• _SOURCE RECORDS_
+---+

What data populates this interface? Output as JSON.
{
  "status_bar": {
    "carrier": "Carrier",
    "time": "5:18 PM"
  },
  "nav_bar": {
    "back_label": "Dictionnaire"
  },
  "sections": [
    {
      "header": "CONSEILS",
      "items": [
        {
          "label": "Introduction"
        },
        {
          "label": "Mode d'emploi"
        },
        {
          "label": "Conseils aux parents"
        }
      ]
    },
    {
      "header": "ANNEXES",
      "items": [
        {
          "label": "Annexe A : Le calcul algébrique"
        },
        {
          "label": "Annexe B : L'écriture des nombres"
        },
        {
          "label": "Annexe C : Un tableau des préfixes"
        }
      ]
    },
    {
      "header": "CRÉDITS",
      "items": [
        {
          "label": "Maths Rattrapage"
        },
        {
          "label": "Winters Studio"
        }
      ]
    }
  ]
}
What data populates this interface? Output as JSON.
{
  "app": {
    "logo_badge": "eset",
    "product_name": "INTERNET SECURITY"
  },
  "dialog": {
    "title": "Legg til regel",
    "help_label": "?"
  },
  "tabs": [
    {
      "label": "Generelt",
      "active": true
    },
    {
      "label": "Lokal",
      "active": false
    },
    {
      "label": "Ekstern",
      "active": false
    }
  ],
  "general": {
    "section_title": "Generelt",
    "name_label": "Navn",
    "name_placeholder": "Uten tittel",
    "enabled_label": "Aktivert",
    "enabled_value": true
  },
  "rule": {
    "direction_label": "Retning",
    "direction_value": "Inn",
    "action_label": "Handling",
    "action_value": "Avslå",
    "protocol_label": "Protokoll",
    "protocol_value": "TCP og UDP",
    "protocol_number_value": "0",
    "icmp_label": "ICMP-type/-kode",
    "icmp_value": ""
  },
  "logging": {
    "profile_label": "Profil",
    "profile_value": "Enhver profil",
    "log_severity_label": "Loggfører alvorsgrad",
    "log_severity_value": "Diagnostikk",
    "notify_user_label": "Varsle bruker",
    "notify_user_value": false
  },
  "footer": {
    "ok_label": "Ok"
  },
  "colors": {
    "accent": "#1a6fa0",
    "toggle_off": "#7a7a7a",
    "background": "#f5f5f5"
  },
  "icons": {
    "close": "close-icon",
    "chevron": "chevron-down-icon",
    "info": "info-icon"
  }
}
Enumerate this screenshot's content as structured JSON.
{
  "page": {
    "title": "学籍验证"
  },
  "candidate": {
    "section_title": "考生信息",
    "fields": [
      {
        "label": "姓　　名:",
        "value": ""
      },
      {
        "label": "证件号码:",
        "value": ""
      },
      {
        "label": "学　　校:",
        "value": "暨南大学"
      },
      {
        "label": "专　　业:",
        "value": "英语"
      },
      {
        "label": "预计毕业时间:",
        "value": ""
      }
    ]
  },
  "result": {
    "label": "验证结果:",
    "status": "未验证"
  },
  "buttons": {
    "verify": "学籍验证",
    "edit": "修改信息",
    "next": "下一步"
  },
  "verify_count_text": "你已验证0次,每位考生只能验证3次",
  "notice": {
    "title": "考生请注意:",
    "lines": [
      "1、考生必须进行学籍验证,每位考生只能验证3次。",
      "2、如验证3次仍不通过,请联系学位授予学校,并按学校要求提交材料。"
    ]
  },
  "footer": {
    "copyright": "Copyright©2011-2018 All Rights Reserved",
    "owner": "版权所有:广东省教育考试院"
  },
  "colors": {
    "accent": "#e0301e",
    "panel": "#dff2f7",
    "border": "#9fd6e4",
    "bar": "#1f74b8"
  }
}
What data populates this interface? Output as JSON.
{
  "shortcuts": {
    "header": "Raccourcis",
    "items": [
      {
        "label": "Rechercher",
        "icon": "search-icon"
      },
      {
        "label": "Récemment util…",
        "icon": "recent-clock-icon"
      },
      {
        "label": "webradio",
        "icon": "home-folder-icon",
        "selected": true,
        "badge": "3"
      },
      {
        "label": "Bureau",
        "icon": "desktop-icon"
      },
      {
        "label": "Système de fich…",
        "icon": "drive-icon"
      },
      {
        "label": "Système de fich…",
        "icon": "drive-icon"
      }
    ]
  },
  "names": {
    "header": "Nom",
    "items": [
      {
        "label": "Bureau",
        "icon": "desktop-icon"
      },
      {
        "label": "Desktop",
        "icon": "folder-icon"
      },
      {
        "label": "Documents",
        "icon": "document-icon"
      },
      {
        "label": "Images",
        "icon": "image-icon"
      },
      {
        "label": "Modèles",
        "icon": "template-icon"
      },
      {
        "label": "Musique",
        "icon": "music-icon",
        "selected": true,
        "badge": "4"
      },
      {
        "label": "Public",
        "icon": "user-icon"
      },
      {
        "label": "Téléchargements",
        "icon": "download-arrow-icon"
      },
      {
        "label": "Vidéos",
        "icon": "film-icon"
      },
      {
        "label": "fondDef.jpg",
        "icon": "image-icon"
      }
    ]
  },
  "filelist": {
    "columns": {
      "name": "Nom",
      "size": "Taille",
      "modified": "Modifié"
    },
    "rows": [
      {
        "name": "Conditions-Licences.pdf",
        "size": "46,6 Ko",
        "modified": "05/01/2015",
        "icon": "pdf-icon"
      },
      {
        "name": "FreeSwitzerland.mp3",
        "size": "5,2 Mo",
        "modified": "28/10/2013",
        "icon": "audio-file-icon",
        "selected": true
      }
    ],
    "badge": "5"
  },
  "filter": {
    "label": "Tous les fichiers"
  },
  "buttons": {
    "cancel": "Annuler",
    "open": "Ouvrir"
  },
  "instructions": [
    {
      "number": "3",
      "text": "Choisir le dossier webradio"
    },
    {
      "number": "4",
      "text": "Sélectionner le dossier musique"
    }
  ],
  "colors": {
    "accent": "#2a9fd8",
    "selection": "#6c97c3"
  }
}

+---+

• _PROBLEM STATEMENT_
Copy every line of the data that holds the string "modified".

• _COMPLETED TASK_
      "modified": "Modifié"
        "modified": "05/01/2015",
        "modified": "28/10/2013",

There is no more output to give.